[Structured figure records]

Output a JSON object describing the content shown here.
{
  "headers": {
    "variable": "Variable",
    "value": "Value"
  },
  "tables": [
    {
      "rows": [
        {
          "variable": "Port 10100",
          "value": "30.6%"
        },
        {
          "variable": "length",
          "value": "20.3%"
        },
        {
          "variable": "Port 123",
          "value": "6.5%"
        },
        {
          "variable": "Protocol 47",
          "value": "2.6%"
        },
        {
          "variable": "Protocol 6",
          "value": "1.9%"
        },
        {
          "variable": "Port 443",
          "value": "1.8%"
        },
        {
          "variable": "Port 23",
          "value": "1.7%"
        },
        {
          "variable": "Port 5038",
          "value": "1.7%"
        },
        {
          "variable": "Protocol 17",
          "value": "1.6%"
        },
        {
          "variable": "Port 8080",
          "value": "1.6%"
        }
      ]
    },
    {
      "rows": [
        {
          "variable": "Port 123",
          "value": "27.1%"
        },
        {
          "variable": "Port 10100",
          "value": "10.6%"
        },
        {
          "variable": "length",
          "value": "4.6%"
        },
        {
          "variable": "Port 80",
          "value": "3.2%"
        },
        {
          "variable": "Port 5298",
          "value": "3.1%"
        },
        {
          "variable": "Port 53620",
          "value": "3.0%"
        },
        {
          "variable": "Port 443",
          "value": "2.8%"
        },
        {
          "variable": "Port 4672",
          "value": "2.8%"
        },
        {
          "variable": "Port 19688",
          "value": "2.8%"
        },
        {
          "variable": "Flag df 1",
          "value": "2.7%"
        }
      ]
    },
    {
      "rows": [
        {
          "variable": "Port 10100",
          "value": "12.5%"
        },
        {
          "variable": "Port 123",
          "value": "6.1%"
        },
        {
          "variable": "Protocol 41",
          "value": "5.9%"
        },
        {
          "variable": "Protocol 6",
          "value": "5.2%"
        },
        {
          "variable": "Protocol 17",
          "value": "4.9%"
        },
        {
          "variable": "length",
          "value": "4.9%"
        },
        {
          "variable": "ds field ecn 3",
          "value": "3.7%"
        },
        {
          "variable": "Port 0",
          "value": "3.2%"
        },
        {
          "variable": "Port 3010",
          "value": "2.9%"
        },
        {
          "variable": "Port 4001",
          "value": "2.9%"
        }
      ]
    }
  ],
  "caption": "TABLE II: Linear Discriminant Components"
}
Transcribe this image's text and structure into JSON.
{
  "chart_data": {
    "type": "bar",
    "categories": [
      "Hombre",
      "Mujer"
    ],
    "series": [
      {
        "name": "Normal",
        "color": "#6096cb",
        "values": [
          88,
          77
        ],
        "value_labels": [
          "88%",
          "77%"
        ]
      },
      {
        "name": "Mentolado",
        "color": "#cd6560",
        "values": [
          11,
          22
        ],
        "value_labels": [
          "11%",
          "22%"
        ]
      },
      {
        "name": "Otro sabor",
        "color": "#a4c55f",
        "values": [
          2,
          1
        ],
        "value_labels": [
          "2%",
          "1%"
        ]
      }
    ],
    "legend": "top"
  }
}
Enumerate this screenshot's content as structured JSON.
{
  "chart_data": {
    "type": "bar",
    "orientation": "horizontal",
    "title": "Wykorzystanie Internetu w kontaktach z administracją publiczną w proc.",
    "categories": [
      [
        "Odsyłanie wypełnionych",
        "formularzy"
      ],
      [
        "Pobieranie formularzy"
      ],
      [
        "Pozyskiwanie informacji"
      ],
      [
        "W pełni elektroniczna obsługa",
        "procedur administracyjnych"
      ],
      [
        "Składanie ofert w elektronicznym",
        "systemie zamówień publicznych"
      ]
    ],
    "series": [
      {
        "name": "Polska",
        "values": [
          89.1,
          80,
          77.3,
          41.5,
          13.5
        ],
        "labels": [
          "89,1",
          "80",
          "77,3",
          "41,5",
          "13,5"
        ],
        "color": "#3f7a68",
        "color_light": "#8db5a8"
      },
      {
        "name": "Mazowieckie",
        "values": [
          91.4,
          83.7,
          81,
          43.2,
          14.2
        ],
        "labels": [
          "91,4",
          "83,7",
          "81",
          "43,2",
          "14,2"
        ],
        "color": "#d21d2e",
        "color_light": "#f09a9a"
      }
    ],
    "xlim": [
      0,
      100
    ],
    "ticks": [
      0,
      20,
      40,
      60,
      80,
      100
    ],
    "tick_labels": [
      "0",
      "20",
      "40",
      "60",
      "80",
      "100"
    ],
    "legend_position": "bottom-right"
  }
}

**GOAL**
Quote all the records. Keep every word exact.

**SOLUTION FOR THIS TASK**
Output a JSON object describing the content shown here.
{
  "headers": {
    "variable": "Variable",
    "value": "Value"
  },
  "tables": [
    {
      "rows": [
        {
          "variable": "Port 10100",
          "value": "30.6%"
        },
        {
          "variable": "length",
          "value": "20.3%"
        },
        {
          "variable": "Port 123",
          "value": "6.5%"
        },
        {
          "variable": "Protocol 47",
          "value": "2.6%"
        },
        {
          "variable": "Protocol 6",
          "value": "1.9%"
        },
        {
          "variable": "Port 443",
          "value": "1.8%"
        },
        {
          "variable": "Port 23",
          "value": "1.7%"
        },
        {
          "variable": "Port 5038",
          "value": "1.7%"
        },
        {
          "variable": "Protocol 17",
          "value": "1.6%"
        },
        {
          "variable": "Port 8080",
          "value": "1.6%"
        }
      ]
    },
    {
      "rows": [
        {
          "variable": "Port 123",
          "value": "27.1%"
        },
        {
          "variable": "Port 10100",
          "value": "10.6%"
        },
        {
          "variable": "length",
          "value": "4.6%"
        },
        {
          "variable": "Port 80",
          "value": "3.2%"
        },
        {
          "variable": "Port 5298",
          "value": "3.1%"
        },
        {
          "variable": "Port 53620",
          "value": "3.0%"
        },
        {
          "variable": "Port 443",
          "value": "2.8%"
        },
        {
          "variable": "Port 4672",
          "value": "2.8%"
        },
        {
          "variable": "Port 19688",
          "value": "2.8%"
        },
        {
          "variable": "Flag df 1",
          "value": "2.7%"
        }
      ]
    },
    {
      "rows": [
        {
          "variable": "Port 10100",
          "value": "12.5%"
        },
        {
          "variable": "Port 123",
          "value": "6.1%"
        },
        {
          "variable": "Protocol 41",
          "value": "5.9%"
        },
        {
          "variable": "Protocol 6",
          "value": "5.2%"
        },
        {
          "variable": "Protocol 17",
          "value": "4.9%"
        },
        {
          "variable": "length",
          "value": "4.9%"
        },
        {
          "variable": "ds field ecn 3",
          "value": "3.7%"
        },
        {
          "variable": "Port 0",
          "value": "3.2%"
        },
        {
          "variable": "Port 3010",
          "value": "2.9%"
        },
        {
          "variable": "Port 4001",
          "value": "2.9%"
        }
      ]
    }
  ],
  "caption": "TABLE II: Linear Discriminant Components"
}
Transcribe this image's text and structure into JSON.
{
  "chart_data": {
    "type": "bar",
    "categories": [
      "Hombre",
      "Mujer"
    ],
    "series": [
      {
        "name": "Normal",
        "color": "#6096cb",
        "values": [
          88,
          77
        ],
        "value_labels": [
          "88%",
          "77%"
        ]
      },
      {
        "name": "Mentolado",
        "color": "#cd6560",
        "values": [
          11,
          22
        ],
        "value_labels": [
          "11%",
          "22%"
        ]
      },
      {
        "name": "Otro sabor",
        "color": "#a4c55f",
        "values": [
          2,
          1
        ],
        "value_labels": [
          "2%",
          "1%"
        ]
      }
    ],
    "legend": "top"
  }
}
Enumerate this screenshot's content as structured JSON.
{
  "chart_data": {
    "type": "bar",
    "orientation": "horizontal",
    "title": "Wykorzystanie Internetu w kontaktach z administracją publiczną w proc.",
    "categories": [
      [
        "Odsyłanie wypełnionych",
        "formularzy"
      ],
      [
        "Pobieranie formularzy"
      ],
      [
        "Pozyskiwanie informacji"
      ],
      [
        "W pełni elektroniczna obsługa",
        "procedur administracyjnych"
      ],
      [
        "Składanie ofert w elektronicznym",
        "systemie zamówień publicznych"
      ]
    ],
    "series": [
      {
        "name": "Polska",
        "values": [
          89.1,
          80,
          77.3,
          41.5,
          13.5
        ],
        "labels": [
          "89,1",
          "80",
          "77,3",
          "41,5",
          "13,5"
        ],
        "color": "#3f7a68",
        "color_light": "#8db5a8"
      },
      {
        "name": "Mazowieckie",
        "values": [
          91.4,
          83.7,
          81,
          43.2,
          14.2
        ],
        "labels": [
          "91,4",
          "83,7",
          "81",
          "43,2",
          "14,2"
        ],
        "color": "#d21d2e",
        "color_light": "#f09a9a"
      }
    ],
    "xlim": [
      0,
      100
    ],
    "ticks": [
      0,
      20,
      40,
      60,
      80,
      100
    ],
    "tick_labels": [
      "0",
      "20",
      "40",
      "60",
      "80",
      "100"
    ],
    "legend_position": "bottom-right"
  }
}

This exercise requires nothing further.